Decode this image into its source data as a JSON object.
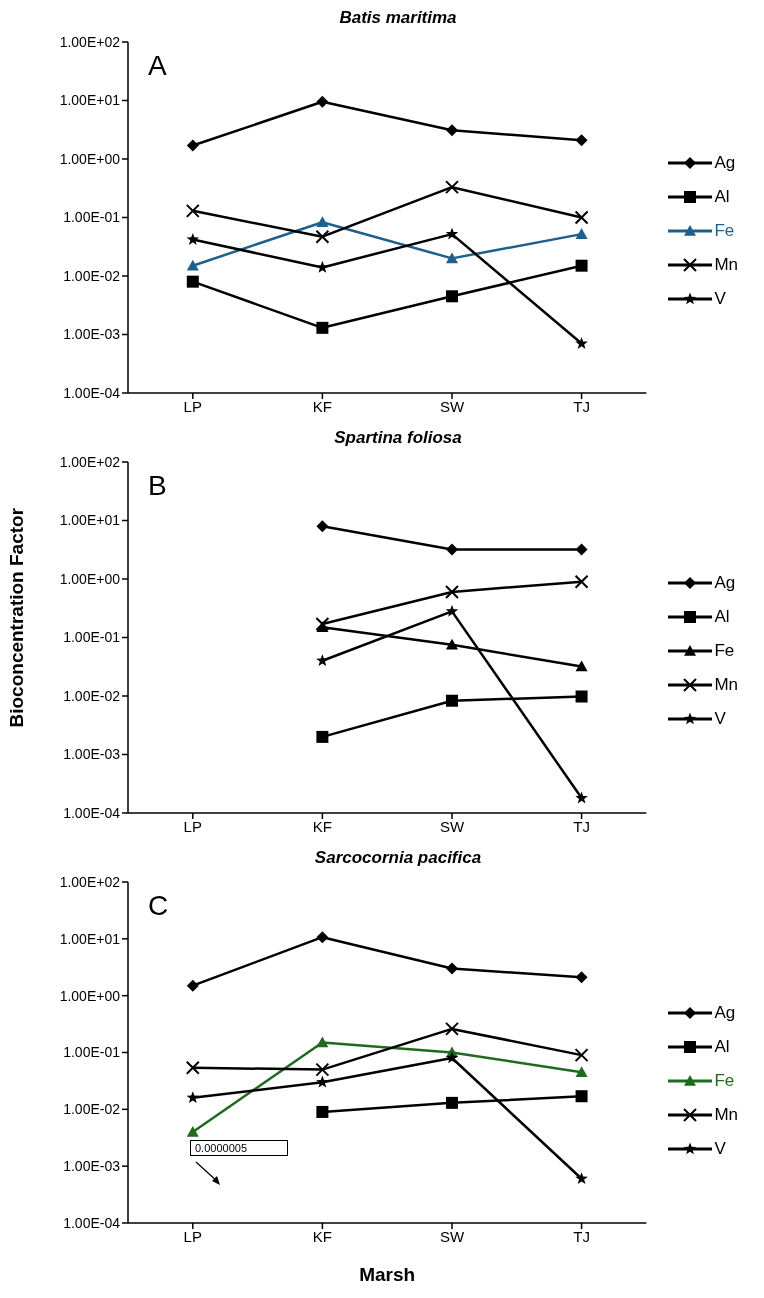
{
  "chart_data": [
    {
      "type": "line",
      "title": "Batis maritima",
      "annotations": [
        "A"
      ],
      "categories": [
        "LP",
        "KF",
        "SW",
        "TJ"
      ],
      "log": "y",
      "ylim": [
        0.0001,
        100
      ],
      "yticks": [
        {
          "value": 0.0001,
          "label": "1.00E-04"
        },
        {
          "value": 0.001,
          "label": "1.00E-03"
        },
        {
          "value": 0.01,
          "label": "1.00E-02"
        },
        {
          "value": 0.1,
          "label": "1.00E-01"
        },
        {
          "value": 1,
          "label": "1.00E+00"
        },
        {
          "value": 10,
          "label": "1.00E+01"
        },
        {
          "value": 100,
          "label": "1.00E+02"
        }
      ],
      "grid": false,
      "legend": "right",
      "series": [
        {
          "name": "Ag",
          "color": "#000000",
          "marker": "diamond",
          "values": [
            1.7,
            9.5,
            3.1,
            2.1
          ]
        },
        {
          "name": "Al",
          "color": "#000000",
          "marker": "square",
          "values": [
            0.008,
            0.0013,
            0.0045,
            0.015
          ]
        },
        {
          "name": "Fe",
          "color": "#1f5f8b",
          "marker": "triangle",
          "values": [
            0.015,
            0.083,
            0.02,
            0.052
          ]
        },
        {
          "name": "Mn",
          "color": "#000000",
          "marker": "cross",
          "values": [
            0.13,
            0.047,
            0.33,
            0.1
          ]
        },
        {
          "name": "V",
          "color": "#000000",
          "marker": "star",
          "values": [
            0.042,
            0.014,
            0.052,
            0.0007
          ]
        }
      ]
    },
    {
      "type": "line",
      "title": "Spartina foliosa",
      "ylabel": "Bioconcentration Factor",
      "annotations": [
        "B"
      ],
      "categories": [
        "LP",
        "KF",
        "SW",
        "TJ"
      ],
      "log": "y",
      "ylim": [
        0.0001,
        100
      ],
      "yticks": [
        {
          "value": 0.0001,
          "label": "1.00E-04"
        },
        {
          "value": 0.001,
          "label": "1.00E-03"
        },
        {
          "value": 0.01,
          "label": "1.00E-02"
        },
        {
          "value": 0.1,
          "label": "1.00E-01"
        },
        {
          "value": 1,
          "label": "1.00E+00"
        },
        {
          "value": 10,
          "label": "1.00E+01"
        },
        {
          "value": 100,
          "label": "1.00E+02"
        }
      ],
      "grid": false,
      "legend": "right",
      "series": [
        {
          "name": "Ag",
          "color": "#000000",
          "marker": "diamond",
          "values": [
            null,
            8,
            3.2,
            3.2
          ]
        },
        {
          "name": "Al",
          "color": "#000000",
          "marker": "square",
          "values": [
            null,
            0.002,
            0.0083,
            0.0098
          ]
        },
        {
          "name": "Fe",
          "color": "#000000",
          "marker": "triangle",
          "values": [
            null,
            0.15,
            0.075,
            0.032
          ]
        },
        {
          "name": "Mn",
          "color": "#000000",
          "marker": "cross",
          "values": [
            null,
            0.17,
            0.6,
            0.9
          ]
        },
        {
          "name": "V",
          "color": "#000000",
          "marker": "star",
          "values": [
            null,
            0.04,
            0.28,
            0.00018
          ]
        }
      ]
    },
    {
      "type": "line",
      "title": "Sarcocornia pacifica",
      "xlabel": "Marsh",
      "annotations": [
        "C",
        "0.0000005"
      ],
      "categories": [
        "LP",
        "KF",
        "SW",
        "TJ"
      ],
      "log": "y",
      "ylim": [
        0.0001,
        100
      ],
      "yticks": [
        {
          "value": 0.0001,
          "label": "1.00E-04"
        },
        {
          "value": 0.001,
          "label": "1.00E-03"
        },
        {
          "value": 0.01,
          "label": "1.00E-02"
        },
        {
          "value": 0.1,
          "label": "1.00E-01"
        },
        {
          "value": 1,
          "label": "1.00E+00"
        },
        {
          "value": 10,
          "label": "1.00E+01"
        },
        {
          "value": 100,
          "label": "1.00E+02"
        }
      ],
      "grid": false,
      "legend": "right",
      "series": [
        {
          "name": "Ag",
          "color": "#000000",
          "marker": "diamond",
          "values": [
            1.5,
            10.7,
            3,
            2.1
          ]
        },
        {
          "name": "Al",
          "color": "#000000",
          "marker": "square",
          "values": [
            null,
            0.009,
            0.013,
            0.017
          ]
        },
        {
          "name": "Fe",
          "color": "#1e6b1e",
          "marker": "triangle",
          "values": [
            0.004,
            0.15,
            0.1,
            0.045
          ]
        },
        {
          "name": "Mn",
          "color": "#000000",
          "marker": "cross",
          "values": [
            0.054,
            0.05,
            0.26,
            0.09
          ]
        },
        {
          "name": "V",
          "color": "#000000",
          "marker": "star",
          "values": [
            0.016,
            0.03,
            0.08,
            0.0006
          ]
        }
      ]
    }
  ]
}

•••

**OBJECTIVE**
Without the pictures, restate each entry exactly.

**RESPONSE**
Decode this image into its source data as a JSON object.
{
  "chart_data": [
    {
      "type": "line",
      "title": "Batis maritima",
      "annotations": [
        "A"
      ],
      "categories": [
        "LP",
        "KF",
        "SW",
        "TJ"
      ],
      "log": "y",
      "ylim": [
        0.0001,
        100
      ],
      "yticks": [
        {
          "value": 0.0001,
          "label": "1.00E-04"
        },
        {
          "value": 0.001,
          "label": "1.00E-03"
        },
        {
          "value": 0.01,
          "label": "1.00E-02"
        },
        {
          "value": 0.1,
          "label": "1.00E-01"
        },
        {
          "value": 1,
          "label": "1.00E+00"
        },
        {
          "value": 10,
          "label": "1.00E+01"
        },
        {
          "value": 100,
          "label": "1.00E+02"
        }
      ],
      "grid": false,
      "legend": "right",
      "series": [
        {
          "name": "Ag",
          "color": "#000000",
          "marker": "diamond",
          "values": [
            1.7,
            9.5,
            3.1,
            2.1
          ]
        },
        {
          "name": "Al",
          "color": "#000000",
          "marker": "square",
          "values": [
            0.008,
            0.0013,
            0.0045,
            0.015
          ]
        },
        {
          "name": "Fe",
          "color": "#1f5f8b",
          "marker": "triangle",
          "values": [
            0.015,
            0.083,
            0.02,
            0.052
          ]
        },
        {
          "name": "Mn",
          "color": "#000000",
          "marker": "cross",
          "values": [
            0.13,
            0.047,
            0.33,
            0.1
          ]
        },
        {
          "name": "V",
          "color": "#000000",
          "marker": "star",
          "values": [
            0.042,
            0.014,
            0.052,
            0.0007
          ]
        }
      ]
    },
    {
      "type": "line",
      "title": "Spartina foliosa",
      "ylabel": "Bioconcentration Factor",
      "annotations": [
        "B"
      ],
      "categories": [
        "LP",
        "KF",
        "SW",
        "TJ"
      ],
      "log": "y",
      "ylim": [
        0.0001,
        100
      ],
      "yticks": [
        {
          "value": 0.0001,
          "label": "1.00E-04"
        },
        {
          "value": 0.001,
          "label": "1.00E-03"
        },
        {
          "value": 0.01,
          "label": "1.00E-02"
        },
        {
          "value": 0.1,
          "label": "1.00E-01"
        },
        {
          "value": 1,
          "label": "1.00E+00"
        },
        {
          "value": 10,
          "label": "1.00E+01"
        },
        {
          "value": 100,
          "label": "1.00E+02"
        }
      ],
      "grid": false,
      "legend": "right",
      "series": [
        {
          "name": "Ag",
          "color": "#000000",
          "marker": "diamond",
          "values": [
            null,
            8,
            3.2,
            3.2
          ]
        },
        {
          "name": "Al",
          "color": "#000000",
          "marker": "square",
          "values": [
            null,
            0.002,
            0.0083,
            0.0098
          ]
        },
        {
          "name": "Fe",
          "color": "#000000",
          "marker": "triangle",
          "values": [
            null,
            0.15,
            0.075,
            0.032
          ]
        },
        {
          "name": "Mn",
          "color": "#000000",
          "marker": "cross",
          "values": [
            null,
            0.17,
            0.6,
            0.9
          ]
        },
        {
          "name": "V",
          "color": "#000000",
          "marker": "star",
          "values": [
            null,
            0.04,
            0.28,
            0.00018
          ]
        }
      ]
    },
    {
      "type": "line",
      "title": "Sarcocornia pacifica",
      "xlabel": "Marsh",
      "annotations": [
        "C",
        "0.0000005"
      ],
      "categories": [
        "LP",
        "KF",
        "SW",
        "TJ"
      ],
      "log": "y",
      "ylim": [
        0.0001,
        100
      ],
      "yticks": [
        {
          "value": 0.0001,
          "label": "1.00E-04"
        },
        {
          "value": 0.001,
          "label": "1.00E-03"
        },
        {
          "value": 0.01,
          "label": "1.00E-02"
        },
        {
          "value": 0.1,
          "label": "1.00E-01"
        },
        {
          "value": 1,
          "label": "1.00E+00"
        },
        {
          "value": 10,
          "label": "1.00E+01"
        },
        {
          "value": 100,
          "label": "1.00E+02"
        }
      ],
      "grid": false,
      "legend": "right",
      "series": [
        {
          "name": "Ag",
          "color": "#000000",
          "marker": "diamond",
          "values": [
            1.5,
            10.7,
            3,
            2.1
          ]
        },
        {
          "name": "Al",
          "color": "#000000",
          "marker": "square",
          "values": [
            null,
            0.009,
            0.013,
            0.017
          ]
        },
        {
          "name": "Fe",
          "color": "#1e6b1e",
          "marker": "triangle",
          "values": [
            0.004,
            0.15,
            0.1,
            0.045
          ]
        },
        {
          "name": "Mn",
          "color": "#000000",
          "marker": "cross",
          "values": [
            0.054,
            0.05,
            0.26,
            0.09
          ]
        },
        {
          "name": "V",
          "color": "#000000",
          "marker": "star",
          "values": [
            0.016,
            0.03,
            0.08,
            0.0006
          ]
        }
      ]
    }
  ]
}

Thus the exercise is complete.